-------- Records for the task
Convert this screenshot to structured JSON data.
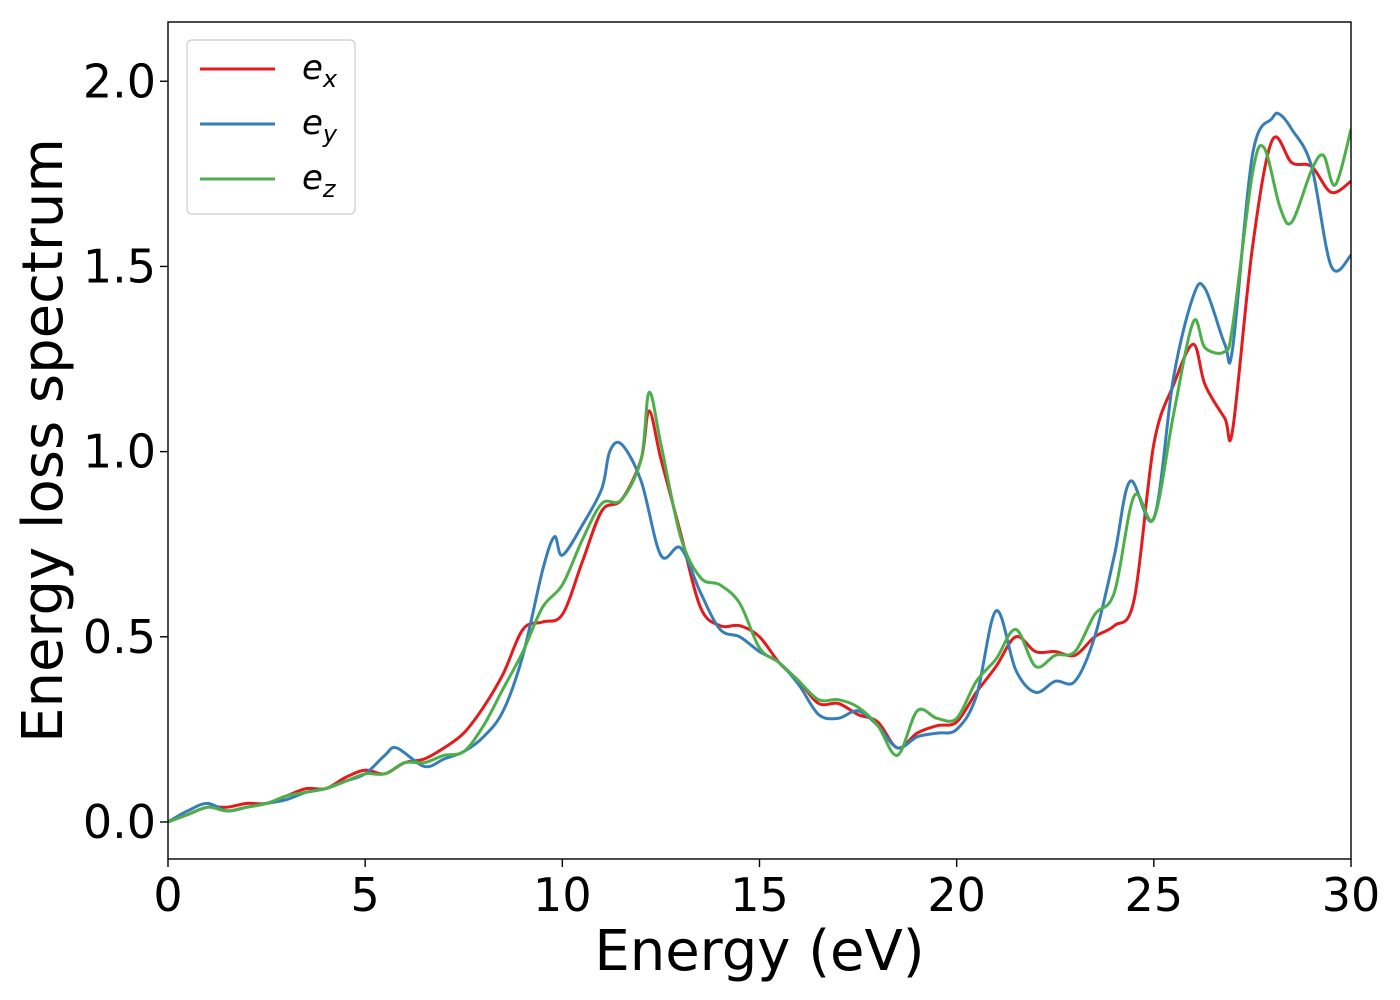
{
  "chart_data": {
    "type": "line",
    "title": "",
    "xlabel": "Energy (eV)",
    "ylabel": "Energy loss spectrum",
    "xlim": [
      0,
      30
    ],
    "ylim": [
      -0.1,
      2.16
    ],
    "xticks": [
      0,
      5,
      10,
      15,
      20,
      25,
      30
    ],
    "xtick_labels": [
      "0",
      "5",
      "10",
      "15",
      "20",
      "25",
      "30"
    ],
    "yticks": [
      0.0,
      0.5,
      1.0,
      1.5,
      2.0
    ],
    "ytick_labels": [
      "0.0",
      "0.5",
      "1.0",
      "1.5",
      "2.0"
    ],
    "grid": false,
    "legend_position": "top-left",
    "series": [
      {
        "name": "e_x",
        "label_base": "e",
        "label_sub": "x",
        "color": "#e41a1c",
        "x": [
          0,
          0.5,
          1,
          1.5,
          2,
          2.5,
          3,
          3.5,
          4,
          4.5,
          5,
          5.5,
          6,
          6.5,
          7,
          7.5,
          8,
          8.5,
          9,
          9.5,
          10,
          10.5,
          11,
          11.5,
          12,
          12.2,
          12.5,
          13,
          13.5,
          14,
          14.5,
          15,
          15.5,
          16,
          16.5,
          17,
          17.5,
          18,
          18.5,
          19,
          19.5,
          20,
          20.5,
          21,
          21.5,
          22,
          22.5,
          23,
          23.5,
          24,
          24.5,
          25,
          25.5,
          26,
          26.3,
          26.8,
          27,
          27.5,
          28,
          28.5,
          29,
          29.5,
          30
        ],
        "y": [
          0.0,
          0.02,
          0.04,
          0.04,
          0.05,
          0.05,
          0.07,
          0.09,
          0.09,
          0.12,
          0.14,
          0.13,
          0.16,
          0.17,
          0.2,
          0.24,
          0.31,
          0.4,
          0.52,
          0.54,
          0.56,
          0.7,
          0.84,
          0.87,
          0.98,
          1.11,
          0.98,
          0.78,
          0.58,
          0.53,
          0.53,
          0.5,
          0.43,
          0.38,
          0.32,
          0.32,
          0.29,
          0.27,
          0.2,
          0.24,
          0.26,
          0.27,
          0.35,
          0.42,
          0.5,
          0.46,
          0.46,
          0.45,
          0.5,
          0.53,
          0.6,
          1.02,
          1.18,
          1.29,
          1.18,
          1.09,
          1.06,
          1.55,
          1.84,
          1.78,
          1.77,
          1.7,
          1.73
        ]
      },
      {
        "name": "e_y",
        "label_base": "e",
        "label_sub": "y",
        "color": "#377eb8",
        "x": [
          0,
          0.5,
          1,
          1.5,
          2,
          2.5,
          3,
          3.5,
          4,
          4.5,
          5,
          5.5,
          5.8,
          6.5,
          7,
          7.5,
          8,
          8.5,
          9,
          9.5,
          9.8,
          10,
          10.5,
          11,
          11.2,
          11.5,
          12,
          12.5,
          13,
          13.5,
          14,
          14.5,
          15,
          15.5,
          16,
          16.5,
          17,
          17.5,
          18,
          18.5,
          19,
          19.5,
          20,
          20.5,
          21,
          21.5,
          22,
          22.5,
          23,
          23.5,
          24,
          24.4,
          25,
          25.5,
          26,
          26.3,
          26.8,
          27,
          27.5,
          28,
          28.2,
          28.5,
          29,
          29.5,
          30
        ],
        "y": [
          0.0,
          0.03,
          0.05,
          0.03,
          0.04,
          0.05,
          0.06,
          0.08,
          0.09,
          0.11,
          0.13,
          0.18,
          0.2,
          0.15,
          0.17,
          0.19,
          0.23,
          0.3,
          0.45,
          0.68,
          0.77,
          0.72,
          0.8,
          0.9,
          1.0,
          1.02,
          0.92,
          0.72,
          0.74,
          0.62,
          0.52,
          0.5,
          0.46,
          0.43,
          0.37,
          0.29,
          0.28,
          0.3,
          0.26,
          0.2,
          0.23,
          0.24,
          0.25,
          0.34,
          0.57,
          0.41,
          0.35,
          0.38,
          0.38,
          0.5,
          0.72,
          0.92,
          0.82,
          1.2,
          1.42,
          1.44,
          1.29,
          1.28,
          1.8,
          1.9,
          1.91,
          1.87,
          1.77,
          1.5,
          1.53
        ]
      },
      {
        "name": "e_z",
        "label_base": "e",
        "label_sub": "z",
        "color": "#4daf4a",
        "x": [
          0,
          0.5,
          1,
          1.5,
          2,
          2.5,
          3,
          3.5,
          4,
          4.5,
          5,
          5.5,
          6,
          6.5,
          7,
          7.5,
          8,
          8.5,
          9,
          9.5,
          10,
          10.5,
          11,
          11.5,
          12,
          12.2,
          12.5,
          13,
          13.5,
          14,
          14.5,
          15,
          15.5,
          16,
          16.5,
          17,
          17.5,
          18,
          18.5,
          19,
          19.5,
          20,
          20.5,
          21,
          21.5,
          22,
          22.5,
          23,
          23.5,
          24,
          24.5,
          25,
          25.5,
          26,
          26.3,
          26.8,
          27,
          27.5,
          27.8,
          28.2,
          28.5,
          29,
          29.3,
          29.6,
          30
        ],
        "y": [
          0.0,
          0.02,
          0.04,
          0.03,
          0.04,
          0.05,
          0.07,
          0.08,
          0.09,
          0.11,
          0.13,
          0.13,
          0.16,
          0.16,
          0.18,
          0.19,
          0.26,
          0.36,
          0.46,
          0.58,
          0.64,
          0.76,
          0.86,
          0.87,
          0.98,
          1.16,
          1.02,
          0.77,
          0.66,
          0.64,
          0.59,
          0.47,
          0.43,
          0.38,
          0.33,
          0.33,
          0.31,
          0.26,
          0.18,
          0.3,
          0.28,
          0.28,
          0.38,
          0.44,
          0.52,
          0.42,
          0.45,
          0.46,
          0.56,
          0.62,
          0.88,
          0.82,
          1.1,
          1.35,
          1.28,
          1.27,
          1.34,
          1.75,
          1.82,
          1.66,
          1.62,
          1.76,
          1.8,
          1.72,
          1.87
        ]
      }
    ]
  }
}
----------------
> **Stated goal**
The records above are to be reproduced exactly; the pictures are to be left out.

> **Answer below**
Convert this screenshot to structured JSON data.
{
  "chart_data": {
    "type": "line",
    "title": "",
    "xlabel": "Energy (eV)",
    "ylabel": "Energy loss spectrum",
    "xlim": [
      0,
      30
    ],
    "ylim": [
      -0.1,
      2.16
    ],
    "xticks": [
      0,
      5,
      10,
      15,
      20,
      25,
      30
    ],
    "xtick_labels": [
      "0",
      "5",
      "10",
      "15",
      "20",
      "25",
      "30"
    ],
    "yticks": [
      0.0,
      0.5,
      1.0,
      1.5,
      2.0
    ],
    "ytick_labels": [
      "0.0",
      "0.5",
      "1.0",
      "1.5",
      "2.0"
    ],
    "grid": false,
    "legend_position": "top-left",
    "series": [
      {
        "name": "e_x",
        "label_base": "e",
        "label_sub": "x",
        "color": "#e41a1c",
        "x": [
          0,
          0.5,
          1,
          1.5,
          2,
          2.5,
          3,
          3.5,
          4,
          4.5,
          5,
          5.5,
          6,
          6.5,
          7,
          7.5,
          8,
          8.5,
          9,
          9.5,
          10,
          10.5,
          11,
          11.5,
          12,
          12.2,
          12.5,
          13,
          13.5,
          14,
          14.5,
          15,
          15.5,
          16,
          16.5,
          17,
          17.5,
          18,
          18.5,
          19,
          19.5,
          20,
          20.5,
          21,
          21.5,
          22,
          22.5,
          23,
          23.5,
          24,
          24.5,
          25,
          25.5,
          26,
          26.3,
          26.8,
          27,
          27.5,
          28,
          28.5,
          29,
          29.5,
          30
        ],
        "y": [
          0.0,
          0.02,
          0.04,
          0.04,
          0.05,
          0.05,
          0.07,
          0.09,
          0.09,
          0.12,
          0.14,
          0.13,
          0.16,
          0.17,
          0.2,
          0.24,
          0.31,
          0.4,
          0.52,
          0.54,
          0.56,
          0.7,
          0.84,
          0.87,
          0.98,
          1.11,
          0.98,
          0.78,
          0.58,
          0.53,
          0.53,
          0.5,
          0.43,
          0.38,
          0.32,
          0.32,
          0.29,
          0.27,
          0.2,
          0.24,
          0.26,
          0.27,
          0.35,
          0.42,
          0.5,
          0.46,
          0.46,
          0.45,
          0.5,
          0.53,
          0.6,
          1.02,
          1.18,
          1.29,
          1.18,
          1.09,
          1.06,
          1.55,
          1.84,
          1.78,
          1.77,
          1.7,
          1.73
        ]
      },
      {
        "name": "e_y",
        "label_base": "e",
        "label_sub": "y",
        "color": "#377eb8",
        "x": [
          0,
          0.5,
          1,
          1.5,
          2,
          2.5,
          3,
          3.5,
          4,
          4.5,
          5,
          5.5,
          5.8,
          6.5,
          7,
          7.5,
          8,
          8.5,
          9,
          9.5,
          9.8,
          10,
          10.5,
          11,
          11.2,
          11.5,
          12,
          12.5,
          13,
          13.5,
          14,
          14.5,
          15,
          15.5,
          16,
          16.5,
          17,
          17.5,
          18,
          18.5,
          19,
          19.5,
          20,
          20.5,
          21,
          21.5,
          22,
          22.5,
          23,
          23.5,
          24,
          24.4,
          25,
          25.5,
          26,
          26.3,
          26.8,
          27,
          27.5,
          28,
          28.2,
          28.5,
          29,
          29.5,
          30
        ],
        "y": [
          0.0,
          0.03,
          0.05,
          0.03,
          0.04,
          0.05,
          0.06,
          0.08,
          0.09,
          0.11,
          0.13,
          0.18,
          0.2,
          0.15,
          0.17,
          0.19,
          0.23,
          0.3,
          0.45,
          0.68,
          0.77,
          0.72,
          0.8,
          0.9,
          1.0,
          1.02,
          0.92,
          0.72,
          0.74,
          0.62,
          0.52,
          0.5,
          0.46,
          0.43,
          0.37,
          0.29,
          0.28,
          0.3,
          0.26,
          0.2,
          0.23,
          0.24,
          0.25,
          0.34,
          0.57,
          0.41,
          0.35,
          0.38,
          0.38,
          0.5,
          0.72,
          0.92,
          0.82,
          1.2,
          1.42,
          1.44,
          1.29,
          1.28,
          1.8,
          1.9,
          1.91,
          1.87,
          1.77,
          1.5,
          1.53
        ]
      },
      {
        "name": "e_z",
        "label_base": "e",
        "label_sub": "z",
        "color": "#4daf4a",
        "x": [
          0,
          0.5,
          1,
          1.5,
          2,
          2.5,
          3,
          3.5,
          4,
          4.5,
          5,
          5.5,
          6,
          6.5,
          7,
          7.5,
          8,
          8.5,
          9,
          9.5,
          10,
          10.5,
          11,
          11.5,
          12,
          12.2,
          12.5,
          13,
          13.5,
          14,
          14.5,
          15,
          15.5,
          16,
          16.5,
          17,
          17.5,
          18,
          18.5,
          19,
          19.5,
          20,
          20.5,
          21,
          21.5,
          22,
          22.5,
          23,
          23.5,
          24,
          24.5,
          25,
          25.5,
          26,
          26.3,
          26.8,
          27,
          27.5,
          27.8,
          28.2,
          28.5,
          29,
          29.3,
          29.6,
          30
        ],
        "y": [
          0.0,
          0.02,
          0.04,
          0.03,
          0.04,
          0.05,
          0.07,
          0.08,
          0.09,
          0.11,
          0.13,
          0.13,
          0.16,
          0.16,
          0.18,
          0.19,
          0.26,
          0.36,
          0.46,
          0.58,
          0.64,
          0.76,
          0.86,
          0.87,
          0.98,
          1.16,
          1.02,
          0.77,
          0.66,
          0.64,
          0.59,
          0.47,
          0.43,
          0.38,
          0.33,
          0.33,
          0.31,
          0.26,
          0.18,
          0.3,
          0.28,
          0.28,
          0.38,
          0.44,
          0.52,
          0.42,
          0.45,
          0.46,
          0.56,
          0.62,
          0.88,
          0.82,
          1.1,
          1.35,
          1.28,
          1.27,
          1.34,
          1.75,
          1.82,
          1.66,
          1.62,
          1.76,
          1.8,
          1.72,
          1.87
        ]
      }
    ]
  }
}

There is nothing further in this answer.